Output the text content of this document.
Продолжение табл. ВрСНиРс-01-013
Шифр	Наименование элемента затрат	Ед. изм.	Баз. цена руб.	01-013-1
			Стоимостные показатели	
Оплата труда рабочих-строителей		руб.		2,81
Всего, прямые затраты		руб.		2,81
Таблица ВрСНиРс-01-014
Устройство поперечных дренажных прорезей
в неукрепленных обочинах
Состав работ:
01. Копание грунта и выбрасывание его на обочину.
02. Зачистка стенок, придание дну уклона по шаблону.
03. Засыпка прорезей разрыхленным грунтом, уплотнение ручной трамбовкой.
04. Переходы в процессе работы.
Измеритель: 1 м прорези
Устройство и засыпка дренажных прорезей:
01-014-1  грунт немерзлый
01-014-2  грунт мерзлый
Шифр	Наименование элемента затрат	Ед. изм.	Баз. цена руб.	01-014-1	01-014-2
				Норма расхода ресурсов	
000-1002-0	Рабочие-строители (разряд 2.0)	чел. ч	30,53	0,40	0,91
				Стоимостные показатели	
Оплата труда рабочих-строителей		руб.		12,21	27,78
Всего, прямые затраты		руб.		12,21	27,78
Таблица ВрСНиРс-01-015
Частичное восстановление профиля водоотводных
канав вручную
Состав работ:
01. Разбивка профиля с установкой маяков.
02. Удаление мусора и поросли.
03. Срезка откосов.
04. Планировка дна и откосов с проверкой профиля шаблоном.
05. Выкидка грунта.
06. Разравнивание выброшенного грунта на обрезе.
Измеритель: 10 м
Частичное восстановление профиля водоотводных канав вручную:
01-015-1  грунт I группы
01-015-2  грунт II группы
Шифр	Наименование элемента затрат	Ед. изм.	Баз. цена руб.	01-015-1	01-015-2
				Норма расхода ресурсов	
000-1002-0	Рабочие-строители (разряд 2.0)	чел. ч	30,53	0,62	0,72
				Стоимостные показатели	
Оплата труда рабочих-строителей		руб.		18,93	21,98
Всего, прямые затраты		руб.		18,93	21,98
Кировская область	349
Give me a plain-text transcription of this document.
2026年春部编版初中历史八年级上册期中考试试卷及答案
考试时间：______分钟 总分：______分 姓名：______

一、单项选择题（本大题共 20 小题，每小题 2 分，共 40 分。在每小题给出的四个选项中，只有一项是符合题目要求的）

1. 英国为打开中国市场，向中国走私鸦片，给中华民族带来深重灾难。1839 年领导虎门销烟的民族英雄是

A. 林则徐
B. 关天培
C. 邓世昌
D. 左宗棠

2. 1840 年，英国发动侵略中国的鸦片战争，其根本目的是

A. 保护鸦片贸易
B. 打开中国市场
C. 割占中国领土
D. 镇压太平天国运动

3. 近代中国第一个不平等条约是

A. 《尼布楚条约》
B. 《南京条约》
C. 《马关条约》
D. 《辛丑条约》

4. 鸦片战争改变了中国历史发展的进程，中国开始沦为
^^^^^^^^^^^^^^^^
Given instruction>
Go through the records and print each one exactly.

Solution for this exercise>
Output the text content of this document.
Продолжение табл. ВрСНиРс-01-013
Шифр	Наименование элемента затрат	Ед. изм.	Баз. цена руб.	01-013-1
			Стоимостные показатели	
Оплата труда рабочих-строителей		руб.		2,81
Всего, прямые затраты		руб.		2,81
Таблица ВрСНиРс-01-014
Устройство поперечных дренажных прорезей
в неукрепленных обочинах
Состав работ:
01. Копание грунта и выбрасывание его на обочину.
02. Зачистка стенок, придание дну уклона по шаблону.
03. Засыпка прорезей разрыхленным грунтом, уплотнение ручной трамбовкой.
04. Переходы в процессе работы.
Измеритель: 1 м прорези
Устройство и засыпка дренажных прорезей:
01-014-1  грунт немерзлый
01-014-2  грунт мерзлый
Шифр	Наименование элемента затрат	Ед. изм.	Баз. цена руб.	01-014-1	01-014-2
				Норма расхода ресурсов	
000-1002-0	Рабочие-строители (разряд 2.0)	чел. ч	30,53	0,40	0,91
				Стоимостные показатели	
Оплата труда рабочих-строителей		руб.		12,21	27,78
Всего, прямые затраты		руб.		12,21	27,78
Таблица ВрСНиРс-01-015
Частичное восстановление профиля водоотводных
канав вручную
Состав работ:
01. Разбивка профиля с установкой маяков.
02. Удаление мусора и поросли.
03. Срезка откосов.
04. Планировка дна и откосов с проверкой профиля шаблоном.
05. Выкидка грунта.
06. Разравнивание выброшенного грунта на обрезе.
Измеритель: 10 м
Частичное восстановление профиля водоотводных канав вручную:
01-015-1  грунт I группы
01-015-2  грунт II группы
Шифр	Наименование элемента затрат	Ед. изм.	Баз. цена руб.	01-015-1	01-015-2
				Норма расхода ресурсов	
000-1002-0	Рабочие-строители (разряд 2.0)	чел. ч	30,53	0,62	0,72
				Стоимостные показатели	
Оплата труда рабочих-строителей		руб.		18,93	21,98
Всего, прямые затраты		руб.		18,93	21,98
Кировская область	349
Give me a plain-text transcription of this document.
2026年春部编版初中历史八年级上册期中考试试卷及答案
考试时间：______分钟 总分：______分 姓名：______

一、单项选择题（本大题共 20 小题，每小题 2 分，共 40 分。在每小题给出的四个选项中，只有一项是符合题目要求的）

1. 英国为打开中国市场，向中国走私鸦片，给中华民族带来深重灾难。1839 年领导虎门销烟的民族英雄是

A. 林则徐
B. 关天培
C. 邓世昌
D. 左宗棠

2. 1840 年，英国发动侵略中国的鸦片战争，其根本目的是

A. 保护鸦片贸易
B. 打开中国市场
C. 割占中国领土
D. 镇压太平天国运动

3. 近代中国第一个不平等条约是

A. 《尼布楚条约》
B. 《南京条约》
C. 《马关条约》
D. 《辛丑条约》

4. 鸦片战争改变了中国历史发展的进程，中国开始沦为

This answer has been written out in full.